Your instructions:
Answer with one number: how many lines hold "predictions".

Stored records:
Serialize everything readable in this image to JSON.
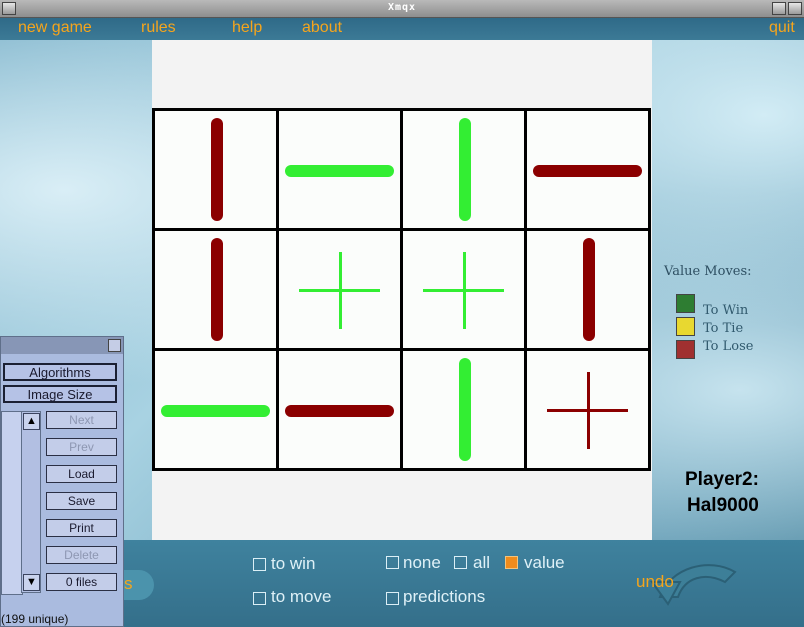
{
  "window": {
    "title": "Xmqx"
  },
  "menu": {
    "new_game": "new game",
    "rules": "rules",
    "help": "help",
    "about": "about",
    "quit": "quit"
  },
  "board": {
    "rows": 3,
    "cols": 4,
    "cells": [
      {
        "row": 0,
        "col": 0,
        "piece": "vertical",
        "value": "lose"
      },
      {
        "row": 0,
        "col": 1,
        "piece": "horizontal",
        "value": "win"
      },
      {
        "row": 0,
        "col": 2,
        "piece": "vertical",
        "value": "win"
      },
      {
        "row": 0,
        "col": 3,
        "piece": "horizontal",
        "value": "lose"
      },
      {
        "row": 1,
        "col": 0,
        "piece": "vertical",
        "value": "lose"
      },
      {
        "row": 1,
        "col": 1,
        "piece": "plus",
        "value": "win"
      },
      {
        "row": 1,
        "col": 2,
        "piece": "plus",
        "value": "win"
      },
      {
        "row": 1,
        "col": 3,
        "piece": "vertical",
        "value": "lose"
      },
      {
        "row": 2,
        "col": 0,
        "piece": "horizontal",
        "value": "win"
      },
      {
        "row": 2,
        "col": 1,
        "piece": "horizontal",
        "value": "lose"
      },
      {
        "row": 2,
        "col": 2,
        "piece": "vertical",
        "value": "win"
      },
      {
        "row": 2,
        "col": 3,
        "piece": "plus",
        "value": "lose"
      }
    ]
  },
  "colors": {
    "win": "#33ee33",
    "lose": "#8b0000",
    "legend_win": "#2e7d32",
    "legend_tie": "#e8d830",
    "legend_lose": "#a03030"
  },
  "legend": {
    "title": "Value Moves:",
    "win": "To Win",
    "tie": "To Tie",
    "lose": "To Lose"
  },
  "player": {
    "line1": "Player2:",
    "line2": "Hal9000"
  },
  "options": {
    "to_win": "to win",
    "to_move": "to move",
    "none": "none",
    "all": "all",
    "value": "value",
    "predictions": "predictions",
    "checked": {
      "to_win": false,
      "to_move": false,
      "none": false,
      "all": false,
      "value": true,
      "predictions": false
    }
  },
  "undo": "undo",
  "panel": {
    "algorithms": "Algorithms",
    "image_size": "Image Size",
    "next": "Next",
    "prev": "Prev",
    "load": "Load",
    "save": "Save",
    "print": "Print",
    "delete": "Delete",
    "files": "0 files",
    "status": "(199 unique)",
    "partial_label": "s"
  }
}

Output of the task:
2